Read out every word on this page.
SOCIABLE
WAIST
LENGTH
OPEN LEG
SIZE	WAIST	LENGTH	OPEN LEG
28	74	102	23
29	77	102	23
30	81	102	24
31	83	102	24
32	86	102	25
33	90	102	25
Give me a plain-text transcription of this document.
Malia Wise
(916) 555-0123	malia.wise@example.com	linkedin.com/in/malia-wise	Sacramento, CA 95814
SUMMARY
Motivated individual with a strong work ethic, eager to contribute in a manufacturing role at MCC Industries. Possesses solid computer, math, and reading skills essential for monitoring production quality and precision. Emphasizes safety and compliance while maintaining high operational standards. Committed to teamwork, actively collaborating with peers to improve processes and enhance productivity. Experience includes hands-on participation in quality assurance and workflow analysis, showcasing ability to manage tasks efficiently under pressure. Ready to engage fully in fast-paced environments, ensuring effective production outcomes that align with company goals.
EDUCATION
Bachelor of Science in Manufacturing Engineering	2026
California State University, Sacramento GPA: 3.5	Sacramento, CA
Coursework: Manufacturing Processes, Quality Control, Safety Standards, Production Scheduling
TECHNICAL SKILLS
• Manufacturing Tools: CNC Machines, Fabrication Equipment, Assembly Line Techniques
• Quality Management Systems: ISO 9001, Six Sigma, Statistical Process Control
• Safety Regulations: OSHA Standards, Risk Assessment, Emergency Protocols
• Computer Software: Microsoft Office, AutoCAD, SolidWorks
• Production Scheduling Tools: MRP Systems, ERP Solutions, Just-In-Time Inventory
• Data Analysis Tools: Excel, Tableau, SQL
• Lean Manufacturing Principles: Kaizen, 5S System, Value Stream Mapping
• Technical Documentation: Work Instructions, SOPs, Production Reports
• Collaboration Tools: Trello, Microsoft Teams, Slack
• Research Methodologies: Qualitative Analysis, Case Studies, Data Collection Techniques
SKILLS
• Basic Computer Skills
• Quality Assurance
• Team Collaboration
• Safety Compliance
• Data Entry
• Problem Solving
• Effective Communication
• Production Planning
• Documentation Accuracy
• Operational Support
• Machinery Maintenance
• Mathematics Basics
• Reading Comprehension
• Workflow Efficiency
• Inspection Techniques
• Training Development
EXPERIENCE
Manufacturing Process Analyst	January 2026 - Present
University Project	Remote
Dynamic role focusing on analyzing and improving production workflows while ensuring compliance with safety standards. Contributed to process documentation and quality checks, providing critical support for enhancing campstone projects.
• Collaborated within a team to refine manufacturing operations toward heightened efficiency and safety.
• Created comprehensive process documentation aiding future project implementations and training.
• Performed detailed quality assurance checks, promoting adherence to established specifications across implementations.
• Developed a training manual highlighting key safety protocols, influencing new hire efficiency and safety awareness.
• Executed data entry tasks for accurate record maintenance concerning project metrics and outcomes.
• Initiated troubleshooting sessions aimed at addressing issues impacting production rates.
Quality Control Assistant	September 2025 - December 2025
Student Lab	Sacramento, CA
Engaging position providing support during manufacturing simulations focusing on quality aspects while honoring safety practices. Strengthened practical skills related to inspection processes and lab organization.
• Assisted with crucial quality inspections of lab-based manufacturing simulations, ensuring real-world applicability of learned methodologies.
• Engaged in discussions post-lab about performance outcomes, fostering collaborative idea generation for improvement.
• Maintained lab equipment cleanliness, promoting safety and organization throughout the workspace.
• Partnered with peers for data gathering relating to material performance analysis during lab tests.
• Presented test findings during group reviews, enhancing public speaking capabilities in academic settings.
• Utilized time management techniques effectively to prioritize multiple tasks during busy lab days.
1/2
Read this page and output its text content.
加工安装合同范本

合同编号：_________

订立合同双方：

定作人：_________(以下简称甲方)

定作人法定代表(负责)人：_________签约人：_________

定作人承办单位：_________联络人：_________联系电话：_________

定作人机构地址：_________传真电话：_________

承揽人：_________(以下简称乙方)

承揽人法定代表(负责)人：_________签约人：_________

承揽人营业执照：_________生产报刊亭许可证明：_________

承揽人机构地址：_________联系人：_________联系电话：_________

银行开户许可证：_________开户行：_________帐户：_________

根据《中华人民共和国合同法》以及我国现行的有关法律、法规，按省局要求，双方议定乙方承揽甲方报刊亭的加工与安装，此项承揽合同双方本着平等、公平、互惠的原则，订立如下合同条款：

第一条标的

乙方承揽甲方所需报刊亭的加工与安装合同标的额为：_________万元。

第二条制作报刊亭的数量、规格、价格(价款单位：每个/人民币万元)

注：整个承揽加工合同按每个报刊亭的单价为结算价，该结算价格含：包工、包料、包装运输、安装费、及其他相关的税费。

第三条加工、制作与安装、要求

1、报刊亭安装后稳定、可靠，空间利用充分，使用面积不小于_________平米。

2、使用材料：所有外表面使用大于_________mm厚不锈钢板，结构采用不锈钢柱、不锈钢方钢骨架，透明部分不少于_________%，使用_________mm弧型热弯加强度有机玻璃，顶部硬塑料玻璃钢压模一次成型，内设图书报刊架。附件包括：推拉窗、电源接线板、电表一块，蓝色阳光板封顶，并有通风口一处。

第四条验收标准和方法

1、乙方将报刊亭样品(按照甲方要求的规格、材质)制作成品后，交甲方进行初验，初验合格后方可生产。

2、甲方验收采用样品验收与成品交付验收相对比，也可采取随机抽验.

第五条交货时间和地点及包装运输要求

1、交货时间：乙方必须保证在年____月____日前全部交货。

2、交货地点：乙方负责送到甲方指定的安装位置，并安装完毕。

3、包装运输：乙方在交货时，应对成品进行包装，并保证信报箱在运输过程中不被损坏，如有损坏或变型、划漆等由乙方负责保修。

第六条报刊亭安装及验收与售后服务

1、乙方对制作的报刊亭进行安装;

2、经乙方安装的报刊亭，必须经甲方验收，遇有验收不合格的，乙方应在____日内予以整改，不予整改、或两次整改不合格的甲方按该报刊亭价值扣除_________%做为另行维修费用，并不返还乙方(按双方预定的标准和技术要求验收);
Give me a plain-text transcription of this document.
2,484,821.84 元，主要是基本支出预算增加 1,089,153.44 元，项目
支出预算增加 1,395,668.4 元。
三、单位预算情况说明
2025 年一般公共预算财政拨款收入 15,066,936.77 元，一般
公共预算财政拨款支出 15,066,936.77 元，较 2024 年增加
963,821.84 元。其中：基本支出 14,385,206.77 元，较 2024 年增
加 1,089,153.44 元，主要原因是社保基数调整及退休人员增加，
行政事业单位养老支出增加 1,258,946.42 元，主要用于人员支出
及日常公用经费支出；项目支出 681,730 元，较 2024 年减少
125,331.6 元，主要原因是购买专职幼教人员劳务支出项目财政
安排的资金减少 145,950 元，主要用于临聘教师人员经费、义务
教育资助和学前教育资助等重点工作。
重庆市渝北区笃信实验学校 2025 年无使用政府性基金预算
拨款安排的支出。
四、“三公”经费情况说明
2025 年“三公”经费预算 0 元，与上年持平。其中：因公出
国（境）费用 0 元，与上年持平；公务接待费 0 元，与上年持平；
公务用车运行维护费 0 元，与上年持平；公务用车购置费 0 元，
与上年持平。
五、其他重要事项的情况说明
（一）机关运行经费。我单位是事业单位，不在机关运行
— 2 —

> _What is being asked_
Every line of the data above should be copied exactly.

> _Written answer_
Read out every word on this page.
SOCIABLE
WAIST
LENGTH
OPEN LEG
SIZE	WAIST	LENGTH	OPEN LEG
28	74	102	23
29	77	102	23
30	81	102	24
31	83	102	24
32	86	102	25
33	90	102	25
Give me a plain-text transcription of this document.
Malia Wise
(916) 555-0123	malia.wise@example.com	linkedin.com/in/malia-wise	Sacramento, CA 95814
SUMMARY
Motivated individual with a strong work ethic, eager to contribute in a manufacturing role at MCC Industries. Possesses solid computer, math, and reading skills essential for monitoring production quality and precision. Emphasizes safety and compliance while maintaining high operational standards. Committed to teamwork, actively collaborating with peers to improve processes and enhance productivity. Experience includes hands-on participation in quality assurance and workflow analysis, showcasing ability to manage tasks efficiently under pressure. Ready to engage fully in fast-paced environments, ensuring effective production outcomes that align with company goals.
EDUCATION
Bachelor of Science in Manufacturing Engineering	2026
California State University, Sacramento GPA: 3.5	Sacramento, CA
Coursework: Manufacturing Processes, Quality Control, Safety Standards, Production Scheduling
TECHNICAL SKILLS
• Manufacturing Tools: CNC Machines, Fabrication Equipment, Assembly Line Techniques
• Quality Management Systems: ISO 9001, Six Sigma, Statistical Process Control
• Safety Regulations: OSHA Standards, Risk Assessment, Emergency Protocols
• Computer Software: Microsoft Office, AutoCAD, SolidWorks
• Production Scheduling Tools: MRP Systems, ERP Solutions, Just-In-Time Inventory
• Data Analysis Tools: Excel, Tableau, SQL
• Lean Manufacturing Principles: Kaizen, 5S System, Value Stream Mapping
• Technical Documentation: Work Instructions, SOPs, Production Reports
• Collaboration Tools: Trello, Microsoft Teams, Slack
• Research Methodologies: Qualitative Analysis, Case Studies, Data Collection Techniques
SKILLS
• Basic Computer Skills
• Quality Assurance
• Team Collaboration
• Safety Compliance
• Data Entry
• Problem Solving
• Effective Communication
• Production Planning
• Documentation Accuracy
• Operational Support
• Machinery Maintenance
• Mathematics Basics
• Reading Comprehension
• Workflow Efficiency
• Inspection Techniques
• Training Development
EXPERIENCE
Manufacturing Process Analyst	January 2026 - Present
University Project	Remote
Dynamic role focusing on analyzing and improving production workflows while ensuring compliance with safety standards. Contributed to process documentation and quality checks, providing critical support for enhancing campstone projects.
• Collaborated within a team to refine manufacturing operations toward heightened efficiency and safety.
• Created comprehensive process documentation aiding future project implementations and training.
• Performed detailed quality assurance checks, promoting adherence to established specifications across implementations.
• Developed a training manual highlighting key safety protocols, influencing new hire efficiency and safety awareness.
• Executed data entry tasks for accurate record maintenance concerning project metrics and outcomes.
• Initiated troubleshooting sessions aimed at addressing issues impacting production rates.
Quality Control Assistant	September 2025 - December 2025
Student Lab	Sacramento, CA
Engaging position providing support during manufacturing simulations focusing on quality aspects while honoring safety practices. Strengthened practical skills related to inspection processes and lab organization.
• Assisted with crucial quality inspections of lab-based manufacturing simulations, ensuring real-world applicability of learned methodologies.
• Engaged in discussions post-lab about performance outcomes, fostering collaborative idea generation for improvement.
• Maintained lab equipment cleanliness, promoting safety and organization throughout the workspace.
• Partnered with peers for data gathering relating to material performance analysis during lab tests.
• Presented test findings during group reviews, enhancing public speaking capabilities in academic settings.
• Utilized time management techniques effectively to prioritize multiple tasks during busy lab days.
1/2
Read this page and output its text content.
加工安装合同范本

合同编号：_________

订立合同双方：

定作人：_________(以下简称甲方)

定作人法定代表(负责)人：_________签约人：_________

定作人承办单位：_________联络人：_________联系电话：_________

定作人机构地址：_________传真电话：_________

承揽人：_________(以下简称乙方)

承揽人法定代表(负责)人：_________签约人：_________

承揽人营业执照：_________生产报刊亭许可证明：_________

承揽人机构地址：_________联系人：_________联系电话：_________

银行开户许可证：_________开户行：_________帐户：_________

根据《中华人民共和国合同法》以及我国现行的有关法律、法规，按省局要求，双方议定乙方承揽甲方报刊亭的加工与安装，此项承揽合同双方本着平等、公平、互惠的原则，订立如下合同条款：

第一条标的

乙方承揽甲方所需报刊亭的加工与安装合同标的额为：_________万元。

第二条制作报刊亭的数量、规格、价格(价款单位：每个/人民币万元)

注：整个承揽加工合同按每个报刊亭的单价为结算价，该结算价格含：包工、包料、包装运输、安装费、及其他相关的税费。

第三条加工、制作与安装、要求

1、报刊亭安装后稳定、可靠，空间利用充分，使用面积不小于_________平米。

2、使用材料：所有外表面使用大于_________mm厚不锈钢板，结构采用不锈钢柱、不锈钢方钢骨架，透明部分不少于_________%，使用_________mm弧型热弯加强度有机玻璃，顶部硬塑料玻璃钢压模一次成型，内设图书报刊架。附件包括：推拉窗、电源接线板、电表一块，蓝色阳光板封顶，并有通风口一处。

第四条验收标准和方法

1、乙方将报刊亭样品(按照甲方要求的规格、材质)制作成品后，交甲方进行初验，初验合格后方可生产。

2、甲方验收采用样品验收与成品交付验收相对比，也可采取随机抽验.

第五条交货时间和地点及包装运输要求

1、交货时间：乙方必须保证在年____月____日前全部交货。

2、交货地点：乙方负责送到甲方指定的安装位置，并安装完毕。

3、包装运输：乙方在交货时，应对成品进行包装，并保证信报箱在运输过程中不被损坏，如有损坏或变型、划漆等由乙方负责保修。

第六条报刊亭安装及验收与售后服务

1、乙方对制作的报刊亭进行安装;

2、经乙方安装的报刊亭，必须经甲方验收，遇有验收不合格的，乙方应在____日内予以整改，不予整改、或两次整改不合格的甲方按该报刊亭价值扣除_________%做为另行维修费用，并不返还乙方(按双方预定的标准和技术要求验收);
Give me a plain-text transcription of this document.
2,484,821.84 元，主要是基本支出预算增加 1,089,153.44 元，项目
支出预算增加 1,395,668.4 元。
三、单位预算情况说明
2025 年一般公共预算财政拨款收入 15,066,936.77 元，一般
公共预算财政拨款支出 15,066,936.77 元，较 2024 年增加
963,821.84 元。其中：基本支出 14,385,206.77 元，较 2024 年增
加 1,089,153.44 元，主要原因是社保基数调整及退休人员增加，
行政事业单位养老支出增加 1,258,946.42 元，主要用于人员支出
及日常公用经费支出；项目支出 681,730 元，较 2024 年减少
125,331.6 元，主要原因是购买专职幼教人员劳务支出项目财政
安排的资金减少 145,950 元，主要用于临聘教师人员经费、义务
教育资助和学前教育资助等重点工作。
重庆市渝北区笃信实验学校 2025 年无使用政府性基金预算
拨款安排的支出。
四、“三公”经费情况说明
2025 年“三公”经费预算 0 元，与上年持平。其中：因公出
国（境）费用 0 元，与上年持平；公务接待费 0 元，与上年持平；
公务用车运行维护费 0 元，与上年持平；公务用车购置费 0 元，
与上年持平。
五、其他重要事项的情况说明
（一）机关运行经费。我单位是事业单位，不在机关运行
— 2 —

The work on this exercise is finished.